KUTIPAN DOKUMEN:
--

Sepatu bot yang meleleh dari es – pemandangan yang menarik perhatian fotografer dan pembuat film Jimmy Chin. Setelah mengamatinya dari dekat, Jimmy dan tim menemukan sisa-sisa kaki yang mereka yakini milik Andrew Comyn Irvine, yang dikenal sebagai Sandy, yang menghilang 100 tahun lalu bersama pendaki terkenal George Mallory.
“Saya angkat kaus kaki itu dan ada label merah dengan jahitan AC IRVINE di dalamnya,” kata Chin menggambarkan momen tersebut, dilansir National Geographic dalam artikel eksklusif.
Pada bulan September, di Gletser Rongbuk Tengah, di bawah sisi utara Gunung Everest, tim dokumenter National Geographic termasuk fotografer dan sutradara Jimmy Chin serta pembuat film dan pendaki Erich Roepke dan Mark Fisher, memeriksa sepatu bot tersebut.
100 tahun yang lalu, pada pagi hari tanggal 8 Juni 1924, Andrew Comyn Irvine, 22, dan George Mallory berangkat menuju puncak. Jenazah Mallory ditemukan pada tahun 1999, sedangkan Irvine tidak diketahui keberadaannya.
Namun, penemuan sepatu bot kini bisa memecahkan misteri di balik apa yang terjadi di puncak seabad lalu. Apakah keduanya berhasil mencapai puncak? Jika ya, mereka akan mendahului Edmund Hillary dan pendaki gunung Tibet Tenzing Norgay yang saat ini tercatat sebagai orang pertama yang mencapai puncak pada 29 Mei 1953.

--

CUPLIKAN DATA:
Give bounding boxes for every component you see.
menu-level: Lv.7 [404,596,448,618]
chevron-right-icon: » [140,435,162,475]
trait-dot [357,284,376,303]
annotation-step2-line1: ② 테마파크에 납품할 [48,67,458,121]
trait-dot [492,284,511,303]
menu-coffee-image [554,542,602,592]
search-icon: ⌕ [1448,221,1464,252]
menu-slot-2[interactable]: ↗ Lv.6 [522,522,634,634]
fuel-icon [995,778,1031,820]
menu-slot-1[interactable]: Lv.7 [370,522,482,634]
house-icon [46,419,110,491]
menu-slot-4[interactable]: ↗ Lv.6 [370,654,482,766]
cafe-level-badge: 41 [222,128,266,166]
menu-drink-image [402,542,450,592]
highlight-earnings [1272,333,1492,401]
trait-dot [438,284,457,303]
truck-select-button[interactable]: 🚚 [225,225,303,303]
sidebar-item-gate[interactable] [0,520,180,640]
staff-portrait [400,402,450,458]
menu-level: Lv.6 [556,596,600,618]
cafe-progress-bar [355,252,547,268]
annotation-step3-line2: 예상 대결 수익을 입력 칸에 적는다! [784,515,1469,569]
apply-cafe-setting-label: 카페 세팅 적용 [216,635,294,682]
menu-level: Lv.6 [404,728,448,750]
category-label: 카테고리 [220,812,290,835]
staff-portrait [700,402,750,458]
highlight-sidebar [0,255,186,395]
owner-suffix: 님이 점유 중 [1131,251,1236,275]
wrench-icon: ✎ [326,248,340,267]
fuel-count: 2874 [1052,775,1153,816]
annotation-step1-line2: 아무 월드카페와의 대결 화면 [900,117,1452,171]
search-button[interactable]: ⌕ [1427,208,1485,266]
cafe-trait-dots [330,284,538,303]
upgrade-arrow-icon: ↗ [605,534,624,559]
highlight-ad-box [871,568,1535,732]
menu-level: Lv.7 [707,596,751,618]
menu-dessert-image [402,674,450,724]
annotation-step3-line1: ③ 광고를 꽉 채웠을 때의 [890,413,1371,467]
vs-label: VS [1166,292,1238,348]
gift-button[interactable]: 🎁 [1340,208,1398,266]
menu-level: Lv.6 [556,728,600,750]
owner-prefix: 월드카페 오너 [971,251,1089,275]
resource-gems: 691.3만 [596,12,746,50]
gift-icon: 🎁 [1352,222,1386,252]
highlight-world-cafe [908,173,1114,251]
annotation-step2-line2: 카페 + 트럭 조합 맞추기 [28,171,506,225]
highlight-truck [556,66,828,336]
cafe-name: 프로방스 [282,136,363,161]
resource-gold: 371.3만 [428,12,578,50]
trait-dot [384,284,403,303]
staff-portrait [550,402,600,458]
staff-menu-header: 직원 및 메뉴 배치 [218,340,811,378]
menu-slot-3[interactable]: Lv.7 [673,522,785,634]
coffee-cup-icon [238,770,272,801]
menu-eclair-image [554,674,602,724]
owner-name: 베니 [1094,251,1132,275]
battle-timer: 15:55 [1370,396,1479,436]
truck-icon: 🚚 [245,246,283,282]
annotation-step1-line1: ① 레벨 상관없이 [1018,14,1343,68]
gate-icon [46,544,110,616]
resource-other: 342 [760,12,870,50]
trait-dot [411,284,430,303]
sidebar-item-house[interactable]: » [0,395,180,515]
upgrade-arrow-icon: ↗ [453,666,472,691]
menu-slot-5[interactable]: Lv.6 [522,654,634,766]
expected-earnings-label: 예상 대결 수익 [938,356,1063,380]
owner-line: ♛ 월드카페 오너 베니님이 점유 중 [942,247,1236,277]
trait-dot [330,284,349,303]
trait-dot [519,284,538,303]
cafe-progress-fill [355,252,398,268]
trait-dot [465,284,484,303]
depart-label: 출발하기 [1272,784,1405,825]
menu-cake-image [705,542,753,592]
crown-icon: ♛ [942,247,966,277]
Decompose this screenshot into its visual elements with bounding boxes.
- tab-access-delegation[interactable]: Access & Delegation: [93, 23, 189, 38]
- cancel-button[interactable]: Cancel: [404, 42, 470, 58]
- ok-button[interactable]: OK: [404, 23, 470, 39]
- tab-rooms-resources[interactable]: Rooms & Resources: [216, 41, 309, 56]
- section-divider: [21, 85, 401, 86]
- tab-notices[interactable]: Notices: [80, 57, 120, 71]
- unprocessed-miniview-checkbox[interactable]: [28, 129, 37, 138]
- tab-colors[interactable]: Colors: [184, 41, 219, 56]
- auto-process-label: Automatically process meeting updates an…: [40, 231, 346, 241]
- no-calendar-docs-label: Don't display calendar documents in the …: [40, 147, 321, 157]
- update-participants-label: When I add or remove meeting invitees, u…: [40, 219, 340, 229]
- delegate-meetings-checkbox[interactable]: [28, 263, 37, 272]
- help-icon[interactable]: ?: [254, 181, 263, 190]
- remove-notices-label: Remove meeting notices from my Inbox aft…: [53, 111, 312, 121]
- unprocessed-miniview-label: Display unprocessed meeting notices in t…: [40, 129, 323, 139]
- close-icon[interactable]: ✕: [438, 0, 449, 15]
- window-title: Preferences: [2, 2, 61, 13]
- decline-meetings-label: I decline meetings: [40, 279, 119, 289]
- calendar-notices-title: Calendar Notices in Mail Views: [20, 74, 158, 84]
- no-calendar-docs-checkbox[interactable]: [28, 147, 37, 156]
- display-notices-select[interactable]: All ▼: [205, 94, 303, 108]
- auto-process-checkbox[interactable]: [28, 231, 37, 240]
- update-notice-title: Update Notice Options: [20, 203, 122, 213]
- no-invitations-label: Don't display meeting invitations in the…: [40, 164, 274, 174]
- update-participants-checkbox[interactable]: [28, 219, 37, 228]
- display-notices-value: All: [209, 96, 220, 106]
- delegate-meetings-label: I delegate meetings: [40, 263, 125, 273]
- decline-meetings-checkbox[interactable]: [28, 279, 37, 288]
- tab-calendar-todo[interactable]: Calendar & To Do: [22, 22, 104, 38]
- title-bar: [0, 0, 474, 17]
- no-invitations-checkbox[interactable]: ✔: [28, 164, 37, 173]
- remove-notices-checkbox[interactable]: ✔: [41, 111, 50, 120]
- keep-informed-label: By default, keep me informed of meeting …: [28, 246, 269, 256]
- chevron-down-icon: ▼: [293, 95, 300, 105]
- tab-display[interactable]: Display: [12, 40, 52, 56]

--

BAGIAN LATIHAN:
1. Dalam teks tentang sepatu bot di Everest, pada tahun berapa jenazah George Mallory ditemukan?
2. Teruskan teks tentang sepatu bot di Everest, mulai setelah kalimat terakhirnya.

JAWABAN TIAP TUGAS:
1. Pada tahun 1999.

2.
“Ini adalah bukti nyata pertama di mana Sandy berakhir. Banyak teori yang dikemukakan di sana,” kata Chin tentang penemuannya.
Pada tahun 1999, ketika jenazah George Mallory ditemukan oleh pendaki gunung Conrad Anker, sebagai bagian dari Ekspedisi Penelitian Mallory dan Irvine, hal ini memberikan petunjuk tertentu, mengisyaratkan bahwa keduanya telah menyelesaikan puncak dan sedang turun ketika mereka terjatuh.
“Kacamata salju berwarna gelap (Mallory) ada di sakunya, yang menimbulkan spekulasi bahwa kejatuhan bisa saja terjadi pada malam hari saat keduanya turun. Foto istrinya yang rencananya akan ditinggalkan Mallory di puncak tidak ada bersamanya,” tulis Anker dalam The Lost Explorer yang ia tulis bersama David Roberts, seperti dikutip National Geographic.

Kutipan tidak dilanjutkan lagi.